- [Task details] Leaving out the pictures, please retype each record exactly.

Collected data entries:
# # # # # # #
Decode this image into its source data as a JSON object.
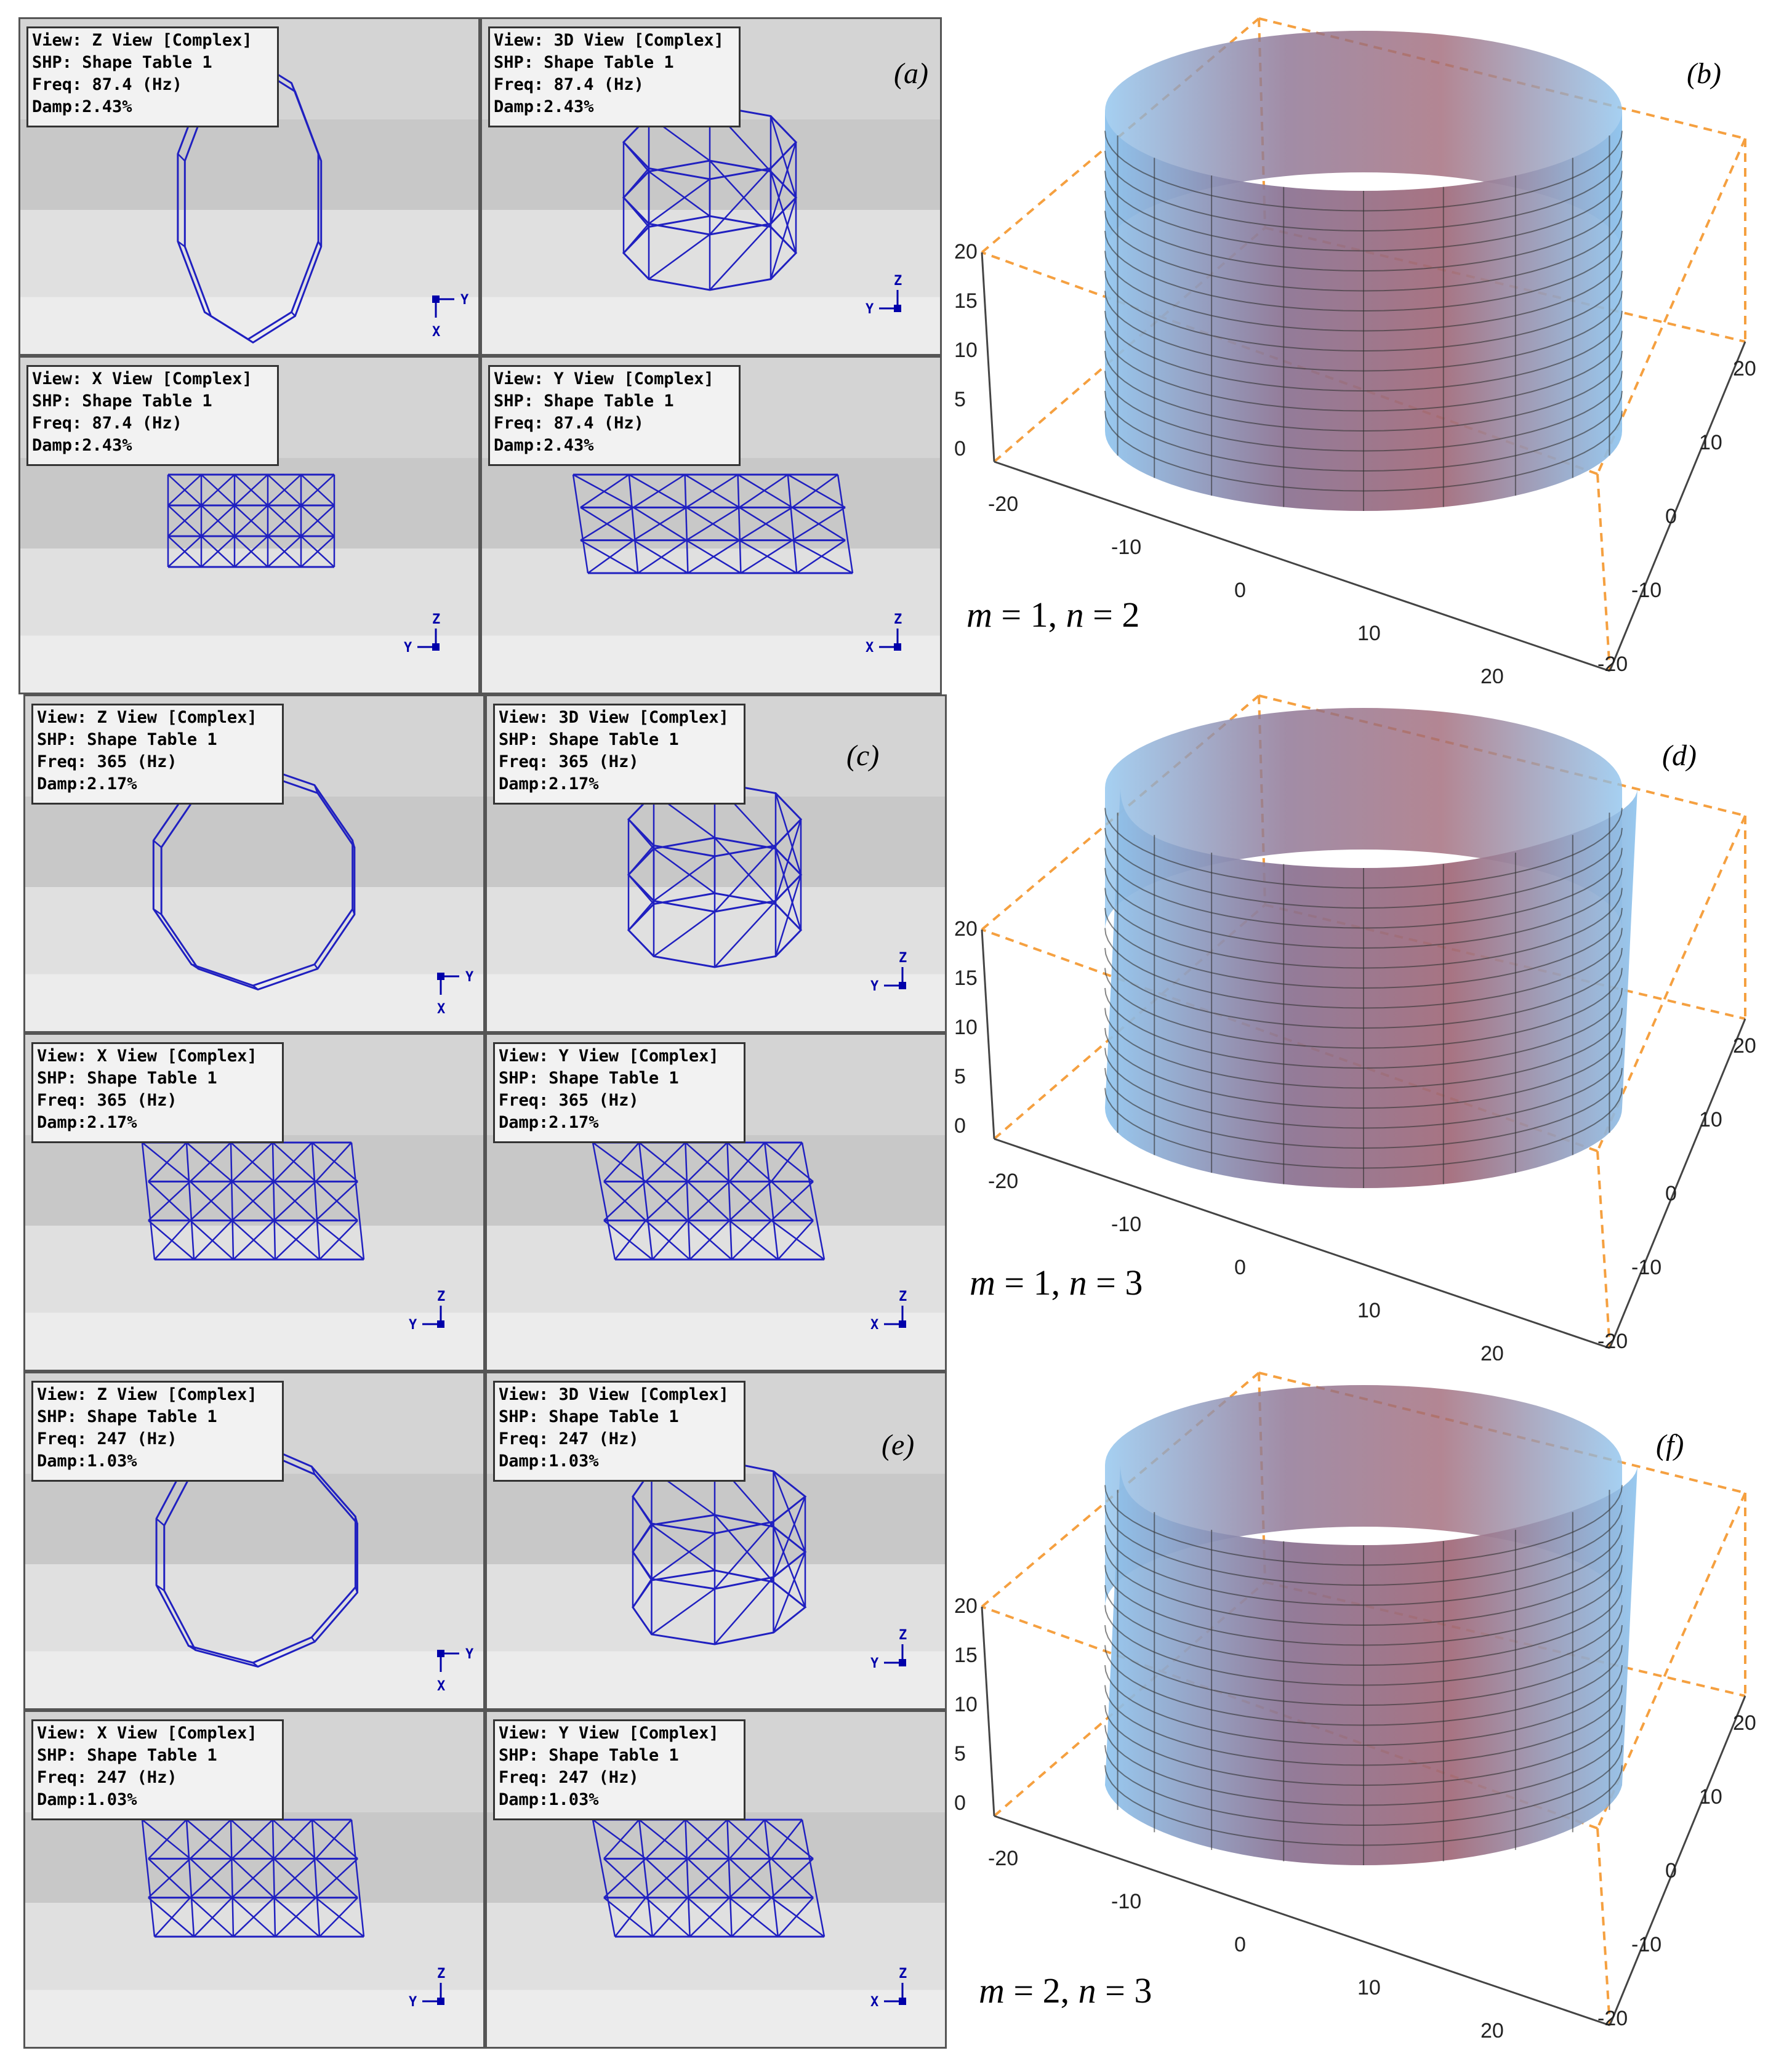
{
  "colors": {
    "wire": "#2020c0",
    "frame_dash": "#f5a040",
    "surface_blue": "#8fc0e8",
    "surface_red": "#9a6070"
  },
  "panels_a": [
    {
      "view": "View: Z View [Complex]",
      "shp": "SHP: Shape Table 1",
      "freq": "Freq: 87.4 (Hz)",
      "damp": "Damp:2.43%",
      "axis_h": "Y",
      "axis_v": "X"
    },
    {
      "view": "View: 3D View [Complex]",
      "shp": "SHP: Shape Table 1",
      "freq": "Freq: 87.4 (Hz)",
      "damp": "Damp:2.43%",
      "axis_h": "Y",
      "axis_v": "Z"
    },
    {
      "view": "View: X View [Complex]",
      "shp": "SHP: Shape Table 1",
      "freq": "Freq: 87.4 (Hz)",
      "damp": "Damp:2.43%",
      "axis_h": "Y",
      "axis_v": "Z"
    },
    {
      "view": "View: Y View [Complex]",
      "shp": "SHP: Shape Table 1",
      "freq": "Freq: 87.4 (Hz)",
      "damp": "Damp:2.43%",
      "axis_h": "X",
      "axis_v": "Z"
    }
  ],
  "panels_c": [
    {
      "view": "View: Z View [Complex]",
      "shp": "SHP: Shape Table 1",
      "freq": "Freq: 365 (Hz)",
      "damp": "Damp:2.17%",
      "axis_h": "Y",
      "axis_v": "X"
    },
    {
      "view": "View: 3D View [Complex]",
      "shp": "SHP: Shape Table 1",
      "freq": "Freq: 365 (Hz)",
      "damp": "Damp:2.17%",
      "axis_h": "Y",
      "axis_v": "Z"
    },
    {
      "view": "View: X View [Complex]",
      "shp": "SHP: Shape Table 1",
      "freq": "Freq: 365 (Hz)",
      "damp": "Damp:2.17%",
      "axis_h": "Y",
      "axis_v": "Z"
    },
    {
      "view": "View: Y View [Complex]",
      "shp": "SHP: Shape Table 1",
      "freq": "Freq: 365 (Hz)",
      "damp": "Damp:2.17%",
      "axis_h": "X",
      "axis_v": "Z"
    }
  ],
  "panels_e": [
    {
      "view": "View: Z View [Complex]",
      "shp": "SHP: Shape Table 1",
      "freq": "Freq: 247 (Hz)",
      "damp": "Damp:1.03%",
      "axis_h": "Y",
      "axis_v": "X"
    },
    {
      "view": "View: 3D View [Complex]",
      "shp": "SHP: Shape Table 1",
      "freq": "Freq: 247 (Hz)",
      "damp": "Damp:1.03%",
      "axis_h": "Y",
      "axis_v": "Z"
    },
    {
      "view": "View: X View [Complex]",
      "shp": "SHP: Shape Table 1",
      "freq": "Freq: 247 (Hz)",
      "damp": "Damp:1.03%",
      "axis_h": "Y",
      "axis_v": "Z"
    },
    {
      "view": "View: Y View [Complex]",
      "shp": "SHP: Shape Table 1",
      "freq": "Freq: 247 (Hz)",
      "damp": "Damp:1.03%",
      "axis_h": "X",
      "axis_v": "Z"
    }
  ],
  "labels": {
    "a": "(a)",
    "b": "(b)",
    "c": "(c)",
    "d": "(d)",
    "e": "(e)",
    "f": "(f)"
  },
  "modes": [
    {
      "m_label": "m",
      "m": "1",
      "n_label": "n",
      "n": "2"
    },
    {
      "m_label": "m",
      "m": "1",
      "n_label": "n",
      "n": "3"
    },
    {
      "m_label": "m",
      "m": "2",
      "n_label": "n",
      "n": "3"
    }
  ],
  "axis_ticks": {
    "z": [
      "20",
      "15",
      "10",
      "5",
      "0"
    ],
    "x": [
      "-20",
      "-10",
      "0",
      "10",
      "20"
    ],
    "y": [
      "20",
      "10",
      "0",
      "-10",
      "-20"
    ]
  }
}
# # # # # # #
- [Reply to the exercise]
Decode this image into its source data as a JSON object.
{
  "colors": {
    "wire": "#2020c0",
    "frame_dash": "#f5a040",
    "surface_blue": "#8fc0e8",
    "surface_red": "#9a6070"
  },
  "panels_a": [
    {
      "view": "View: Z View [Complex]",
      "shp": "SHP: Shape Table 1",
      "freq": "Freq: 87.4 (Hz)",
      "damp": "Damp:2.43%",
      "axis_h": "Y",
      "axis_v": "X"
    },
    {
      "view": "View: 3D View [Complex]",
      "shp": "SHP: Shape Table 1",
      "freq": "Freq: 87.4 (Hz)",
      "damp": "Damp:2.43%",
      "axis_h": "Y",
      "axis_v": "Z"
    },
    {
      "view": "View: X View [Complex]",
      "shp": "SHP: Shape Table 1",
      "freq": "Freq: 87.4 (Hz)",
      "damp": "Damp:2.43%",
      "axis_h": "Y",
      "axis_v": "Z"
    },
    {
      "view": "View: Y View [Complex]",
      "shp": "SHP: Shape Table 1",
      "freq": "Freq: 87.4 (Hz)",
      "damp": "Damp:2.43%",
      "axis_h": "X",
      "axis_v": "Z"
    }
  ],
  "panels_c": [
    {
      "view": "View: Z View [Complex]",
      "shp": "SHP: Shape Table 1",
      "freq": "Freq: 365 (Hz)",
      "damp": "Damp:2.17%",
      "axis_h": "Y",
      "axis_v": "X"
    },
    {
      "view": "View: 3D View [Complex]",
      "shp": "SHP: Shape Table 1",
      "freq": "Freq: 365 (Hz)",
      "damp": "Damp:2.17%",
      "axis_h": "Y",
      "axis_v": "Z"
    },
    {
      "view": "View: X View [Complex]",
      "shp": "SHP: Shape Table 1",
      "freq": "Freq: 365 (Hz)",
      "damp": "Damp:2.17%",
      "axis_h": "Y",
      "axis_v": "Z"
    },
    {
      "view": "View: Y View [Complex]",
      "shp": "SHP: Shape Table 1",
      "freq": "Freq: 365 (Hz)",
      "damp": "Damp:2.17%",
      "axis_h": "X",
      "axis_v": "Z"
    }
  ],
  "panels_e": [
    {
      "view": "View: Z View [Complex]",
      "shp": "SHP: Shape Table 1",
      "freq": "Freq: 247 (Hz)",
      "damp": "Damp:1.03%",
      "axis_h": "Y",
      "axis_v": "X"
    },
    {
      "view": "View: 3D View [Complex]",
      "shp": "SHP: Shape Table 1",
      "freq": "Freq: 247 (Hz)",
      "damp": "Damp:1.03%",
      "axis_h": "Y",
      "axis_v": "Z"
    },
    {
      "view": "View: X View [Complex]",
      "shp": "SHP: Shape Table 1",
      "freq": "Freq: 247 (Hz)",
      "damp": "Damp:1.03%",
      "axis_h": "Y",
      "axis_v": "Z"
    },
    {
      "view": "View: Y View [Complex]",
      "shp": "SHP: Shape Table 1",
      "freq": "Freq: 247 (Hz)",
      "damp": "Damp:1.03%",
      "axis_h": "X",
      "axis_v": "Z"
    }
  ],
  "labels": {
    "a": "(a)",
    "b": "(b)",
    "c": "(c)",
    "d": "(d)",
    "e": "(e)",
    "f": "(f)"
  },
  "modes": [
    {
      "m_label": "m",
      "m": "1",
      "n_label": "n",
      "n": "2"
    },
    {
      "m_label": "m",
      "m": "1",
      "n_label": "n",
      "n": "3"
    },
    {
      "m_label": "m",
      "m": "2",
      "n_label": "n",
      "n": "3"
    }
  ],
  "axis_ticks": {
    "z": [
      "20",
      "15",
      "10",
      "5",
      "0"
    ],
    "x": [
      "-20",
      "-10",
      "0",
      "10",
      "20"
    ],
    "y": [
      "20",
      "10",
      "0",
      "-10",
      "-20"
    ]
  }
}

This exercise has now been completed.